> _Challenge_:
Every entry must be copied word for word.

** BEGIN Input data **

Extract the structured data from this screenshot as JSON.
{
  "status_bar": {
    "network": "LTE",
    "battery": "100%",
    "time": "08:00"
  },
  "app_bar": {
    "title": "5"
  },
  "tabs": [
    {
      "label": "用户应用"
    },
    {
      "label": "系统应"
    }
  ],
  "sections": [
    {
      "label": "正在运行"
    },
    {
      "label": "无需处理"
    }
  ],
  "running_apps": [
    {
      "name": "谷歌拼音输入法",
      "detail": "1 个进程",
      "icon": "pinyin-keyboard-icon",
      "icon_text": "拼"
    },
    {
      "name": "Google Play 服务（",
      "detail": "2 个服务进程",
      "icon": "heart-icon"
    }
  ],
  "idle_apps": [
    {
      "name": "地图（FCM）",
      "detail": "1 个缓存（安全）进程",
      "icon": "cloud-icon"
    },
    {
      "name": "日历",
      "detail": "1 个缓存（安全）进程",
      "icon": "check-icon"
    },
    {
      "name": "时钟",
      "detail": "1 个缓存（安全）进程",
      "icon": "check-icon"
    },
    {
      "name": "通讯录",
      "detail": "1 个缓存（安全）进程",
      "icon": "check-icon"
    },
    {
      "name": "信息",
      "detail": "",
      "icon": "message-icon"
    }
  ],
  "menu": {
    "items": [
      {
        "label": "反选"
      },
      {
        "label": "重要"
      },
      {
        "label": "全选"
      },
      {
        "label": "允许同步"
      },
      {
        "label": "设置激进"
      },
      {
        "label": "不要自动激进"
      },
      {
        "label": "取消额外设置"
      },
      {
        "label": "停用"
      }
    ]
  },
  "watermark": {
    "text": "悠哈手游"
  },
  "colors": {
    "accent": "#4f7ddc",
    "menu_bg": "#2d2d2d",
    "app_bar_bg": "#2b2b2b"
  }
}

** END Input data **

> _Output of the exercise_:
Extract the structured data from this screenshot as JSON.
{
  "status_bar": {
    "network": "LTE",
    "battery": "100%",
    "time": "08:00"
  },
  "app_bar": {
    "title": "5"
  },
  "tabs": [
    {
      "label": "用户应用"
    },
    {
      "label": "系统应"
    }
  ],
  "sections": [
    {
      "label": "正在运行"
    },
    {
      "label": "无需处理"
    }
  ],
  "running_apps": [
    {
      "name": "谷歌拼音输入法",
      "detail": "1 个进程",
      "icon": "pinyin-keyboard-icon",
      "icon_text": "拼"
    },
    {
      "name": "Google Play 服务（",
      "detail": "2 个服务进程",
      "icon": "heart-icon"
    }
  ],
  "idle_apps": [
    {
      "name": "地图（FCM）",
      "detail": "1 个缓存（安全）进程",
      "icon": "cloud-icon"
    },
    {
      "name": "日历",
      "detail": "1 个缓存（安全）进程",
      "icon": "check-icon"
    },
    {
      "name": "时钟",
      "detail": "1 个缓存（安全）进程",
      "icon": "check-icon"
    },
    {
      "name": "通讯录",
      "detail": "1 个缓存（安全）进程",
      "icon": "check-icon"
    },
    {
      "name": "信息",
      "detail": "",
      "icon": "message-icon"
    }
  ],
  "menu": {
    "items": [
      {
        "label": "反选"
      },
      {
        "label": "重要"
      },
      {
        "label": "全选"
      },
      {
        "label": "允许同步"
      },
      {
        "label": "设置激进"
      },
      {
        "label": "不要自动激进"
      },
      {
        "label": "取消额外设置"
      },
      {
        "label": "停用"
      }
    ]
  },
  "watermark": {
    "text": "悠哈手游"
  },
  "colors": {
    "accent": "#4f7ddc",
    "menu_bg": "#2d2d2d",
    "app_bar_bg": "#2b2b2b"
  }
}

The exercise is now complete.